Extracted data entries
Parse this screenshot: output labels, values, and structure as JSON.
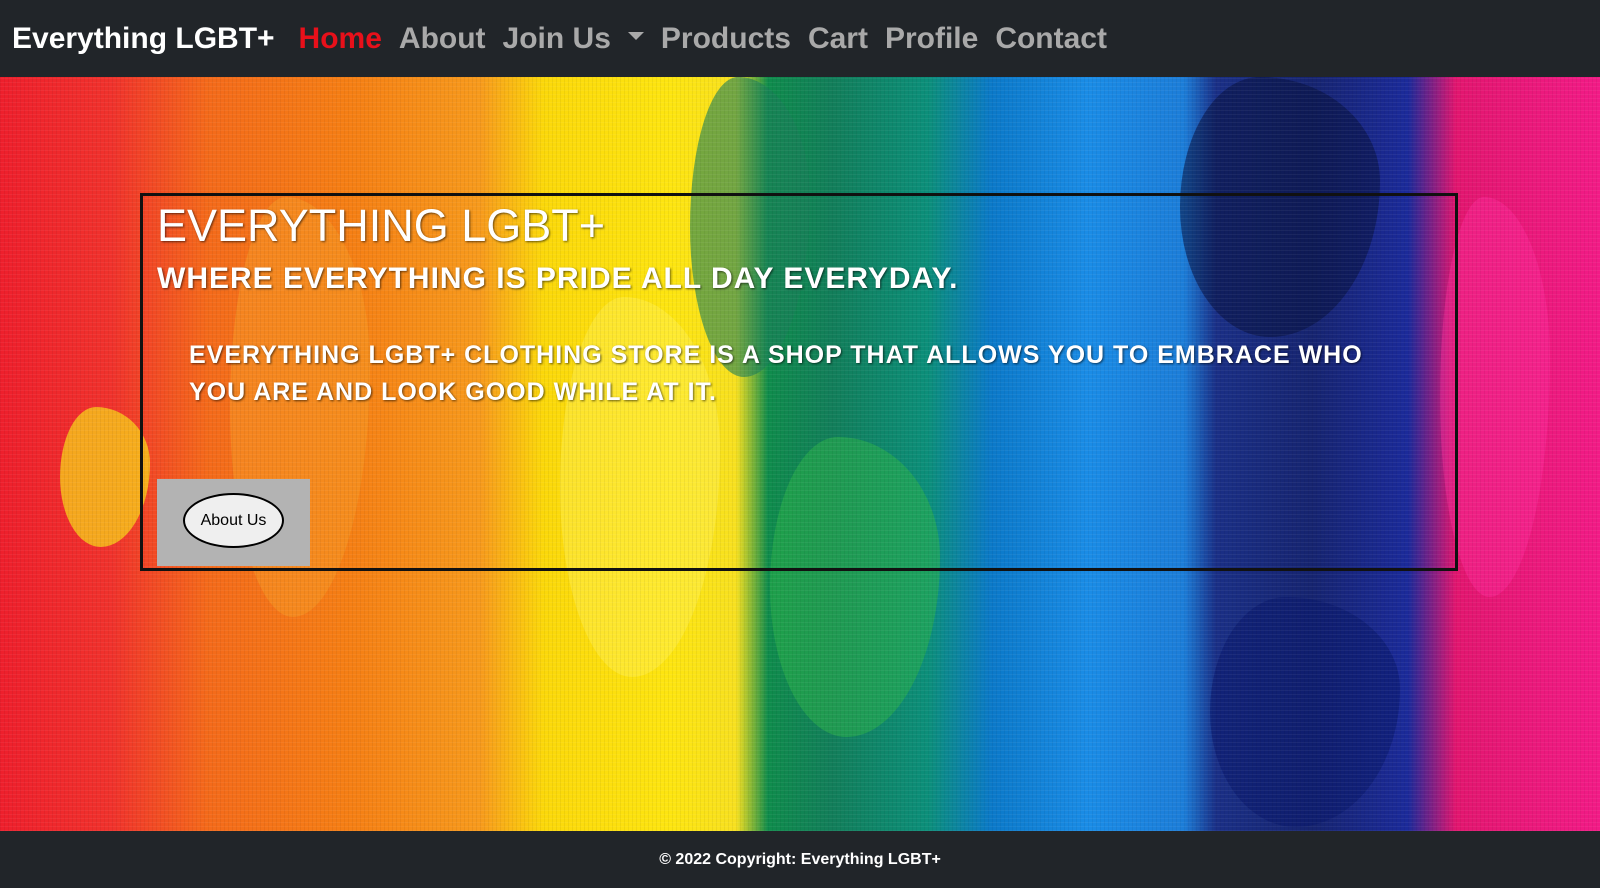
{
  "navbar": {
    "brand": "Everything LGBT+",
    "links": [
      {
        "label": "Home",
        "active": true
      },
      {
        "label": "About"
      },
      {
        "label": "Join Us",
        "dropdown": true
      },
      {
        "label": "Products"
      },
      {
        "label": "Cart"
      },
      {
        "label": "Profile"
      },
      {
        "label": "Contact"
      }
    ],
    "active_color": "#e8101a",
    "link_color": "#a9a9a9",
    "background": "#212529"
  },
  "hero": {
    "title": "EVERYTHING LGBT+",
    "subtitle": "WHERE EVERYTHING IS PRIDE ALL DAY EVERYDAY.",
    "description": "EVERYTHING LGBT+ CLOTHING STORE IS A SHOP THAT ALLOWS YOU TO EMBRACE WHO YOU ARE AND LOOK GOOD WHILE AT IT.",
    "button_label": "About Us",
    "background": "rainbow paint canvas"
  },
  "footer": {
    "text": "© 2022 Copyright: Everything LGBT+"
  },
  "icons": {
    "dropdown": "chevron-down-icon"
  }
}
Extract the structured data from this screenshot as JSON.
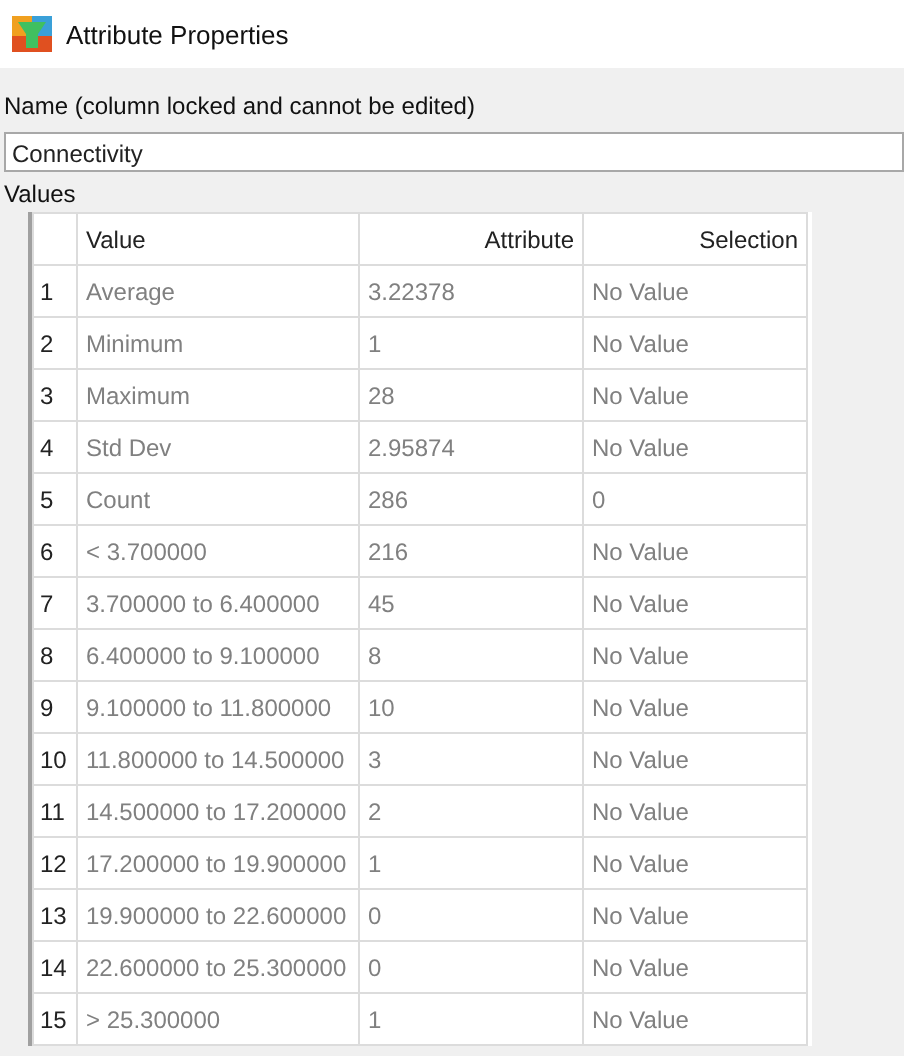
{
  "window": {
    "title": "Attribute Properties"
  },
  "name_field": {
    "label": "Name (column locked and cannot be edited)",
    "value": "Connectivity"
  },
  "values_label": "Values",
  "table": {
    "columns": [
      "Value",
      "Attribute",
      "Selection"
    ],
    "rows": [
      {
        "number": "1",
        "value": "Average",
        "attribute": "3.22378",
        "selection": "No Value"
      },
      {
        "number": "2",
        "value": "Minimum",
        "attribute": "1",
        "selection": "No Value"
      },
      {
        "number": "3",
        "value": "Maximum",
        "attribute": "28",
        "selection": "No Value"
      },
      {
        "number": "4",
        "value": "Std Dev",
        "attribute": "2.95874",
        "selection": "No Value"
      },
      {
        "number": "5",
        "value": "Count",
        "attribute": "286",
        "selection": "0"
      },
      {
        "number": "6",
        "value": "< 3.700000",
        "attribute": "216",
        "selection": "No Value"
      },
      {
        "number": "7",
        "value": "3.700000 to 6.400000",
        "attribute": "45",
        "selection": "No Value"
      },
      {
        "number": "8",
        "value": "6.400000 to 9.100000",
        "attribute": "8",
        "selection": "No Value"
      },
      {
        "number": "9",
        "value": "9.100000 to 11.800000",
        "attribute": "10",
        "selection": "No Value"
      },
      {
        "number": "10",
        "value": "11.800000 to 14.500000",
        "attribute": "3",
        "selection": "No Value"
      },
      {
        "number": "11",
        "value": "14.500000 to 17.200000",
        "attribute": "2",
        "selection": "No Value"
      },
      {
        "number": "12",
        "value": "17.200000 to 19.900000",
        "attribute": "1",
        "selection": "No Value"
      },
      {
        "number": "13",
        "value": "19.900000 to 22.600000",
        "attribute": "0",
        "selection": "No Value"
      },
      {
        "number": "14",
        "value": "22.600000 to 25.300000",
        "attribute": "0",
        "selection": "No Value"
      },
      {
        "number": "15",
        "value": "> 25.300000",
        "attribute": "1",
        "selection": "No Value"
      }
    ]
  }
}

▶ **Written task**:
Select the lines that carry the string "JSON" and copy them.

▶ **Response**:
Parse this screenshot: output labels, values, and structure as JSON.
Extract the structured data from this screenshot as JSON.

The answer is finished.